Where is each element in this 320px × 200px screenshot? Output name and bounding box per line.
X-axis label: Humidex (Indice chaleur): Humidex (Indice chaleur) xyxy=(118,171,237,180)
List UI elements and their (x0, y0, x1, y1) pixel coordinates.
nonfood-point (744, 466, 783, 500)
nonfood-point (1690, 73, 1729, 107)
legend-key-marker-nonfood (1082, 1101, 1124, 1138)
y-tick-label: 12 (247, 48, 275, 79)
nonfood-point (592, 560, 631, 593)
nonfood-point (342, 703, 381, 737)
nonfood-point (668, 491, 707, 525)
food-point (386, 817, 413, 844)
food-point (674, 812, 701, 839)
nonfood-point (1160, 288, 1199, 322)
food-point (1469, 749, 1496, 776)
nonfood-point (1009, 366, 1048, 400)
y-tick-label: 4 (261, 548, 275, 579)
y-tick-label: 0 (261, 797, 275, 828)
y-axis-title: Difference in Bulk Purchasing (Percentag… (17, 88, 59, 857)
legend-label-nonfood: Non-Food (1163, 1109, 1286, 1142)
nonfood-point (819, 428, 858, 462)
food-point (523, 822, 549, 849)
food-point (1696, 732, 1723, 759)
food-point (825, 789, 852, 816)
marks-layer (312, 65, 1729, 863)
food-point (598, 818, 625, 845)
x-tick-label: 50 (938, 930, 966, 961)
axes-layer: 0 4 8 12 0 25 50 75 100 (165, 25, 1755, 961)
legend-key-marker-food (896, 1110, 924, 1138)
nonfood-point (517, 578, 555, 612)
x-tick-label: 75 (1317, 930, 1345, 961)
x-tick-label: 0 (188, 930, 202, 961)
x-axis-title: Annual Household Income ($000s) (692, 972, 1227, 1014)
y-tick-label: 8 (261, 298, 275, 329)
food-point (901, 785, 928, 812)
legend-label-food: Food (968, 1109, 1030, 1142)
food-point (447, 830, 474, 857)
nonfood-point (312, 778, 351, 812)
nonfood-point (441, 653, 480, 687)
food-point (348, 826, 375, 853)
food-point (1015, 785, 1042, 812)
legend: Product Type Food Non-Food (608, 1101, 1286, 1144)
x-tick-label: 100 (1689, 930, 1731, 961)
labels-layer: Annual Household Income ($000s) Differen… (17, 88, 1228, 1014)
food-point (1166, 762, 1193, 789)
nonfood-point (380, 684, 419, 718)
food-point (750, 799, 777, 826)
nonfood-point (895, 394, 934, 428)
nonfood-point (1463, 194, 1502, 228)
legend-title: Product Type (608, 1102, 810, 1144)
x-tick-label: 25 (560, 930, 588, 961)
###
Arrange every line of the entries above as a Markdown table with the columns "Row" and "Entry", numbering the rows in order and leaving out blank lines.

| Row | Entry |
|---|---|
| 1 | Where is each element in this 320px × 200px screenshot? Output name and bounding box per line. |
| 2 | X-axis label: Humidex (Indice chaleur): Humidex (Indice chaleur) xyxy=(118,171,237,180) |
| 3 | List UI elements and their (x0, y0, x1, y1) pixel coordinates. |
| 4 | nonfood-point (744, 466, 783, 500) |
| 5 | nonfood-point (1690, 73, 1729, 107) |
| 6 | legend-key-marker-nonfood (1082, 1101, 1124, 1138) |
| 7 | y-tick-label: 12 (247, 48, 275, 79) |
| 8 | nonfood-point (592, 560, 631, 593) |
| 9 | nonfood-point (342, 703, 381, 737) |
| 10 | nonfood-point (668, 491, 707, 525) |
| 11 | food-point (386, 817, 413, 844) |
| 12 | food-point (674, 812, 701, 839) |
| 13 | nonfood-point (1160, 288, 1199, 322) |
| 14 | food-point (1469, 749, 1496, 776) |
| 15 | nonfood-point (1009, 366, 1048, 400) |
| 16 | y-tick-label: 4 (261, 548, 275, 579) |
| 17 | y-tick-label: 0 (261, 797, 275, 828) |
| 18 | y-axis-title: Difference in Bulk Purchasing (Percentag… (17, 88, 59, 857) |
| 19 | legend-label-nonfood: Non-Food (1163, 1109, 1286, 1142) |
| 20 | nonfood-point (819, 428, 858, 462) |
| 21 | food-point (523, 822, 549, 849) |
| 22 | food-point (1696, 732, 1723, 759) |
| 23 | food-point (825, 789, 852, 816) |
| 24 | marks-layer (312, 65, 1729, 863) |
| 25 | food-point (598, 818, 625, 845) |
| 26 | x-tick-label: 50 (938, 930, 966, 961) |
| 27 | axes-layer: 0 4 8 12 0 25 50 75 100 (165, 25, 1755, 961) |
| 28 | legend-key-marker-food (896, 1110, 924, 1138) |
| 29 | nonfood-point (517, 578, 555, 612) |
| 30 | x-tick-label: 75 (1317, 930, 1345, 961) |
| 31 | x-tick-label: 0 (188, 930, 202, 961) |
| 32 | x-axis-title: Annual Household Income ($000s) (692, 972, 1227, 1014) |
| 33 | y-tick-label: 8 (261, 298, 275, 329) |
| 34 | food-point (901, 785, 928, 812) |
| 35 | legend-label-food: Food (968, 1109, 1030, 1142) |
| 36 | food-point (447, 830, 474, 857) |
| 37 | nonfood-point (312, 778, 351, 812) |
| 38 | nonfood-point (441, 653, 480, 687) |
| 39 | food-point (348, 826, 375, 853) |
| 40 | food-point (1015, 785, 1042, 812) |
| 41 | legend: Product Type Food Non-Food (608, 1101, 1286, 1144) |
| 42 | x-tick-label: 100 (1689, 930, 1731, 961) |
| 43 | labels-layer: Annual Household Income ($000s) Differen… (17, 88, 1228, 1014) |
| 44 | food-point (1166, 762, 1193, 789) |
| 45 | nonfood-point (380, 684, 419, 718) |
| 46 | food-point (750, 799, 777, 826) |
| 47 | nonfood-point (895, 394, 934, 428) |
| 48 | nonfood-point (1463, 194, 1502, 228) |
| 49 | legend-title: Product Type (608, 1102, 810, 1144) |
| 50 | x-tick-label: 25 (560, 930, 588, 961) |